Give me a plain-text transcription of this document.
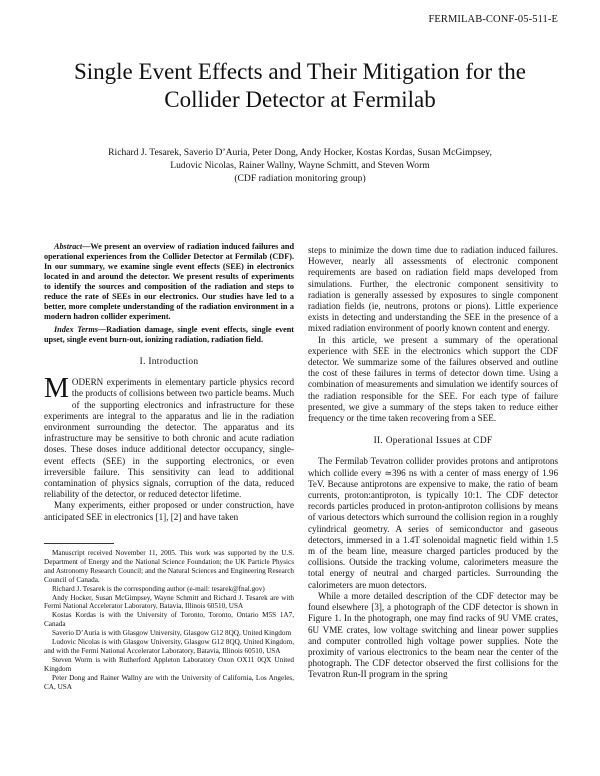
FERMILAB-CONF-05-511-E
Single Event Effects and Their Mitigation for the
Collider Detector at Fermilab
Richard J. Tesarek, Saverio D’Auria, Peter Dong, Andy Hocker, Kostas Kordas, Susan McGimpsey,
Ludovic Nicolas, Rainer Wallny, Wayne Schmitt, and Steven Worm
(CDF radiation monitoring group)

Abstract—We present an overview of radiation induced failures and operational experiences from the Collider Detector at Fermilab (CDF). In our summary, we examine single event effects (SEE) in electronics located in and around the detector. We present results of experiments to identify the sources and composition of the radiation and steps to reduce the rate of SEEs in our electronics. Our studies have led to a better, more complete understanding of the radiation environment in a modern hadron collider experiment.

Index Terms—Radiation damage, single event effects, single event upset, single event burn-out, ionizing radiation, radiation field.

I. Introduction

MODERN experiments in elementary particle physics record the products of collisions between two particle beams. Much of the supporting electronics and infrastructure for these experiments are integral to the apparatus and lie in the radiation environment surrounding the detector. The apparatus and its infrastructure may be sensitive to both chronic and acute radiation doses. These doses induce additional detector occupancy, single-event effects (SEE) in the supporting electronics, or even irreversible failure. This sensitivity can lead to additional contamination of physics signals, corruption of the data, reduced reliability of the detector, or reduced detector lifetime.

Many experiments, either proposed or under construction, have anticipated SEE in electronics [1], [2] and have taken

Manuscript received November 11, 2005. This work was supported by the U.S. Department of Energy and the National Science Foundation; the UK Particle Physics and Astronomy Research Council; and the Natural Sciences and Engineering Research Council of Canada.

Richard J. Tesarek is the corresponding author (e-mail: tesarek@fnal.gov)

Andy Hocker, Susan McGimpsey, Wayne Schmitt and Richard J. Tesarek are with Fermi National Accelerator Laboratory, Batavia, Illinois 60510, USA

Kostas Kordas is with the University of Toronto, Toronto, Ontario M5S 1A7, Canada

Saverio D’Auria is with Glasgow University, Glasgow G12 8QQ, United Kingdom

Ludovic Nicolas is with Glasgow University, Glasgow G12 8QQ, United Kingdom, and with the Fermi National Accelerator Laboratory, Batavia, Illinois 60510, USA

Steven Worm is with Rutherford Appleton Laboratory Oxon OX11 0QX United Kingdom

Peter Dong and Rainer Wallny are with the University of California, Los Angeles, CA, USA

steps to minimize the down time due to radiation induced failures. However, nearly all assessments of electronic component requirements are based on radiation field maps developed from simulations. Further, the electronic component sensitivity to radiation is generally assessed by exposures to single component radiation fields (ie, neutrons, protons or pions). Little experience exists in detecting and understanding the SEE in the presence of a mixed radiation environment of poorly known content and energy.

In this article, we present a summary of the operational experience with SEE in the electronics which support the CDF detector. We summarize some of the failures observed and outline the cost of these failures in terms of detector down time. Using a combination of measurements and simulation we identify sources of the radiation responsible for the SEE. For each type of failure presented, we give a summary of the steps taken to reduce either frequency or the time taken recovering from a SEE.

II. Operational Issues at CDF

The Fermilab Tevatron collider provides protons and antiprotons which collide every ≃396 ns with a center of mass energy of 1.96 TeV. Because antiprotons are expensive to make, the ratio of beam currents, proton:antiproton, is typically 10:1. The CDF detector records particles produced in proton-antiproton collisions by means of various detectors which surround the collision region in a roughly cylindrical geometry. A series of semiconductor and gaseous detectors, immersed in a 1.4T solenoidal magnetic field within 1.5 m of the beam line, measure charged particles produced by the collisions. Outside the tracking volume, calorimeters measure the total energy of neutral and charged particles. Surrounding the calorimeters are muon detectors.

While a more detailed description of the CDF detector may be found elsewhere [3], a photograph of the CDF detector is shown in Figure 1. In the photograph, one may find racks of 9U VME crates, 6U VME crates, low voltage switching and linear power supplies and computer controlled high voltage power supplies. Note the proximity of various electronics to the beam near the center of the photograph. The CDF detector observed the first collisions for the Tevatron Run-II program in the spring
§
Given exercise:
Restate every record exactly, please; do not copy the pictures.

Response to the exercise:
Give me a plain-text transcription of this document.
FERMILAB-CONF-05-511-E
Single Event Effects and Their Mitigation for the
Collider Detector at Fermilab
Richard J. Tesarek, Saverio D’Auria, Peter Dong, Andy Hocker, Kostas Kordas, Susan McGimpsey,
Ludovic Nicolas, Rainer Wallny, Wayne Schmitt, and Steven Worm
(CDF radiation monitoring group)

Abstract—We present an overview of radiation induced failures and operational experiences from the Collider Detector at Fermilab (CDF). In our summary, we examine single event effects (SEE) in electronics located in and around the detector. We present results of experiments to identify the sources and composition of the radiation and steps to reduce the rate of SEEs in our electronics. Our studies have led to a better, more complete understanding of the radiation environment in a modern hadron collider experiment.

Index Terms—Radiation damage, single event effects, single event upset, single event burn-out, ionizing radiation, radiation field.

I. Introduction

MODERN experiments in elementary particle physics record the products of collisions between two particle beams. Much of the supporting electronics and infrastructure for these experiments are integral to the apparatus and lie in the radiation environment surrounding the detector. The apparatus and its infrastructure may be sensitive to both chronic and acute radiation doses. These doses induce additional detector occupancy, single-event effects (SEE) in the supporting electronics, or even irreversible failure. This sensitivity can lead to additional contamination of physics signals, corruption of the data, reduced reliability of the detector, or reduced detector lifetime.

Many experiments, either proposed or under construction, have anticipated SEE in electronics [1], [2] and have taken

Manuscript received November 11, 2005. This work was supported by the U.S. Department of Energy and the National Science Foundation; the UK Particle Physics and Astronomy Research Council; and the Natural Sciences and Engineering Research Council of Canada.

Richard J. Tesarek is the corresponding author (e-mail: tesarek@fnal.gov)

Andy Hocker, Susan McGimpsey, Wayne Schmitt and Richard J. Tesarek are with Fermi National Accelerator Laboratory, Batavia, Illinois 60510, USA

Kostas Kordas is with the University of Toronto, Toronto, Ontario M5S 1A7, Canada

Saverio D’Auria is with Glasgow University, Glasgow G12 8QQ, United Kingdom

Ludovic Nicolas is with Glasgow University, Glasgow G12 8QQ, United Kingdom, and with the Fermi National Accelerator Laboratory, Batavia, Illinois 60510, USA

Steven Worm is with Rutherford Appleton Laboratory Oxon OX11 0QX United Kingdom

Peter Dong and Rainer Wallny are with the University of California, Los Angeles, CA, USA

steps to minimize the down time due to radiation induced failures. However, nearly all assessments of electronic component requirements are based on radiation field maps developed from simulations. Further, the electronic component sensitivity to radiation is generally assessed by exposures to single component radiation fields (ie, neutrons, protons or pions). Little experience exists in detecting and understanding the SEE in the presence of a mixed radiation environment of poorly known content and energy.

In this article, we present a summary of the operational experience with SEE in the electronics which support the CDF detector. We summarize some of the failures observed and outline the cost of these failures in terms of detector down time. Using a combination of measurements and simulation we identify sources of the radiation responsible for the SEE. For each type of failure presented, we give a summary of the steps taken to reduce either frequency or the time taken recovering from a SEE.

II. Operational Issues at CDF

The Fermilab Tevatron collider provides protons and antiprotons which collide every ≃396 ns with a center of mass energy of 1.96 TeV. Because antiprotons are expensive to make, the ratio of beam currents, proton:antiproton, is typically 10:1. The CDF detector records particles produced in proton-antiproton collisions by means of various detectors which surround the collision region in a roughly cylindrical geometry. A series of semiconductor and gaseous detectors, immersed in a 1.4T solenoidal magnetic field within 1.5 m of the beam line, measure charged particles produced by the collisions. Outside the tracking volume, calorimeters measure the total energy of neutral and charged particles. Surrounding the calorimeters are muon detectors.

While a more detailed description of the CDF detector may be found elsewhere [3], a photograph of the CDF detector is shown in Figure 1. In the photograph, one may find racks of 9U VME crates, 6U VME crates, low voltage switching and linear power supplies and computer controlled high voltage power supplies. Note the proximity of various electronics to the beam near the center of the photograph. The CDF detector observed the first collisions for the Tevatron Run-II program in the spring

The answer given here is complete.